• Task requirements:
Look through the records below, and copy out every line that holds the string "frac".

─── Exercise inputs

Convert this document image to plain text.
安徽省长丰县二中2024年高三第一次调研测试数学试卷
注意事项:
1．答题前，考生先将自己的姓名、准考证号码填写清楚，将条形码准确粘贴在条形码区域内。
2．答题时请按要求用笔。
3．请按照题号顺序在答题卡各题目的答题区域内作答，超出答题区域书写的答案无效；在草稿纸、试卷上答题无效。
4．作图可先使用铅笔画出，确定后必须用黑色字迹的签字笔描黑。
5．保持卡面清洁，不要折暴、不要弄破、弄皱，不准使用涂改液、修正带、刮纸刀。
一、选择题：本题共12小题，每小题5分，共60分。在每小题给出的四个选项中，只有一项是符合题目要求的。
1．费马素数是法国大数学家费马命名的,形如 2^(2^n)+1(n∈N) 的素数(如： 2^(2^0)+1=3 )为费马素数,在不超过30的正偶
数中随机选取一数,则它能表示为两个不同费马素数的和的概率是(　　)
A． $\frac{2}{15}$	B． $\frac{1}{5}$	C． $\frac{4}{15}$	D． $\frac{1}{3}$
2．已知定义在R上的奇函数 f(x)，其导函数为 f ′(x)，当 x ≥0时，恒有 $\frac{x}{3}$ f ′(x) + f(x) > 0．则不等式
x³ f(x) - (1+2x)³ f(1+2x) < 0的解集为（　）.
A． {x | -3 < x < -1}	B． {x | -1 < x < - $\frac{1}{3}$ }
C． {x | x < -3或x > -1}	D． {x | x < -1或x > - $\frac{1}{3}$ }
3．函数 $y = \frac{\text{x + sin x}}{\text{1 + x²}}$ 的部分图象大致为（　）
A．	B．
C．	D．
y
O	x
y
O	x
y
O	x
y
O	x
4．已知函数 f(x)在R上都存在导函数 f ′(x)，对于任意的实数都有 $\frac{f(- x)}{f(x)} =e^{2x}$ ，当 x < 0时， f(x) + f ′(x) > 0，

──────

• Written reply:
A． $\frac{2}{15}$	B． $\frac{1}{5}$	C． $\frac{4}{15}$	D． $\frac{1}{3}$
2．已知定义在R上的奇函数 f(x)，其导函数为 f ′(x)，当 x ≥0时，恒有 $\frac{x}{3}$ f ′(x) + f(x) > 0．则不等式
A． {x | -3 < x < -1}	B． {x | -1 < x < - $\frac{1}{3}$ }
C． {x | x < -3或x > -1}	D． {x | x < -1或x > - $\frac{1}{3}$ }
3．函数 $y = \frac{\text{x + sin x}}{\text{1 + x²}}$ 的部分图象大致为（　）
4．已知函数 f(x)在R上都存在导函数 f ′(x)，对于任意的实数都有 $\frac{f(- x)}{f(x)} =e^{2x}$ ，当 x < 0时， f(x) + f ′(x) > 0，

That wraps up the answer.